- [Goal]: Select, from the material below, each line with "this" in it.

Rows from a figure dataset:
^^^^

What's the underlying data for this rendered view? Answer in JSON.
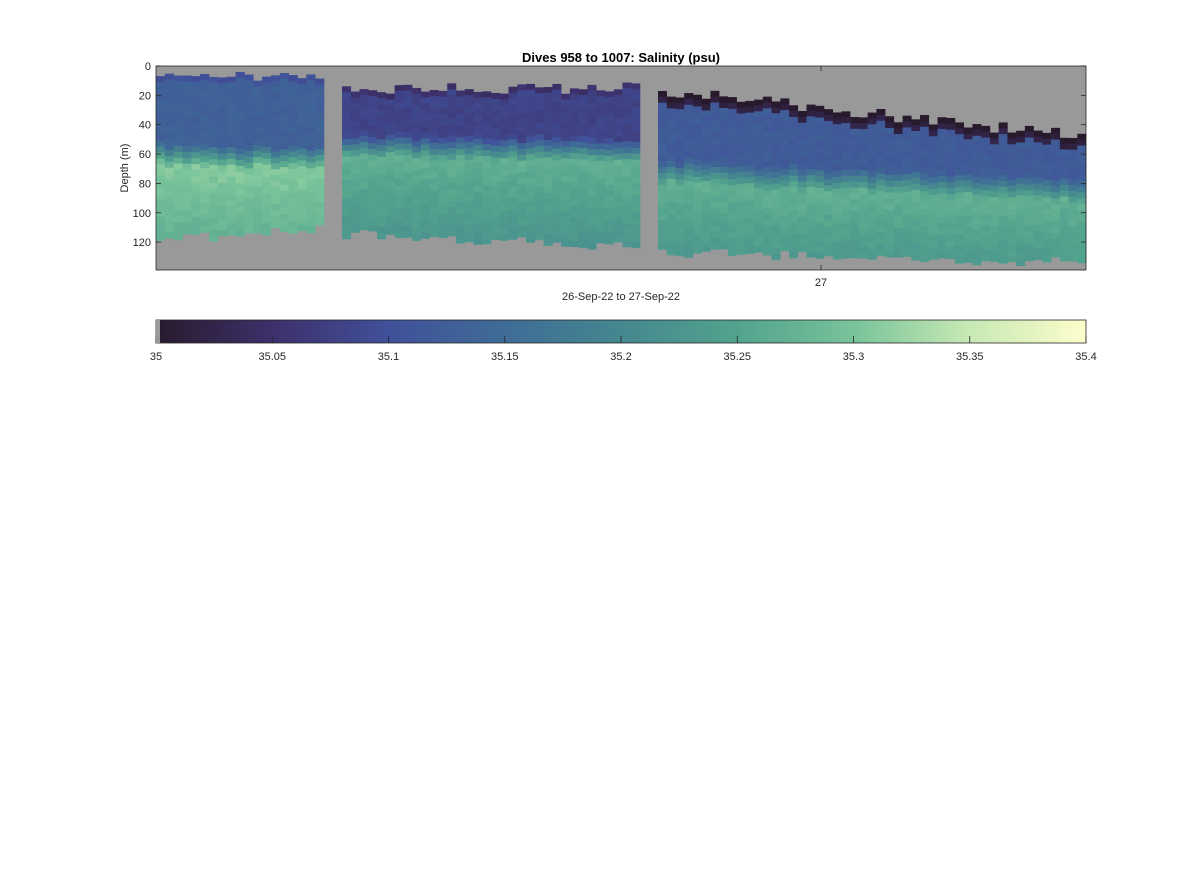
{
  "chart_data": {
    "type": "heatmap",
    "title": "Dives 958 to 1007: Salinity (psu)",
    "xlabel": "26-Sep-22 to 27-Sep-22",
    "ylabel": "Depth (m)",
    "x_tick_labels": [
      "27"
    ],
    "y_ticks": [
      0,
      20,
      40,
      60,
      80,
      100,
      120
    ],
    "y_tick_labels": [
      "0",
      "20",
      "40",
      "60",
      "80",
      "100",
      "120"
    ],
    "ylim": [
      0,
      139
    ],
    "y_reversed": true,
    "background_color": "#999999",
    "colormap": "deep (dark purple to pale yellow)",
    "colorbar": {
      "orientation": "horizontal",
      "clim": [
        35,
        35.4
      ],
      "ticks": [
        35,
        35.05,
        35.1,
        35.15,
        35.2,
        35.25,
        35.3,
        35.35,
        35.4
      ],
      "tick_labels": [
        "35",
        "35.05",
        "35.1",
        "35.15",
        "35.2",
        "35.25",
        "35.3",
        "35.35",
        "35.4"
      ],
      "colors": [
        "#281a2c",
        "#3d306a",
        "#40509a",
        "#3f6c96",
        "#45878f",
        "#52a38e",
        "#79c39a",
        "#c7e9b4",
        "#fdfecc"
      ]
    },
    "sections": [
      {
        "columns": 19,
        "surface_start": 7,
        "bottom_start": 117,
        "bottom_end": 110,
        "halocline_start": 58,
        "halocline_end": 62,
        "upper_salinity": 35.13,
        "lower_salinity": 35.29
      },
      {
        "columns": 34,
        "surface_start": 15,
        "bottom_start": 113,
        "bottom_end": 121,
        "halocline_start": 52,
        "halocline_end": 56,
        "upper_salinity": 35.08,
        "lower_salinity": 35.25
      },
      {
        "columns": 49,
        "surface_start": 17,
        "bottom_start": 125,
        "bottom_end": 132,
        "surface_end": 48,
        "halocline_start": 70,
        "halocline_end": 83,
        "upper_salinity": 35.12,
        "lower_salinity": 35.25
      }
    ]
  }
}
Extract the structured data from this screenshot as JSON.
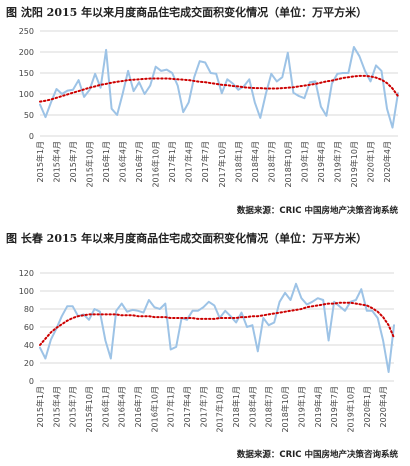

^^^^

- [Written reply]:
What's the underlying data for this rendered view? Answer in JSON.
Extract the structured data from this screenshot as JSON.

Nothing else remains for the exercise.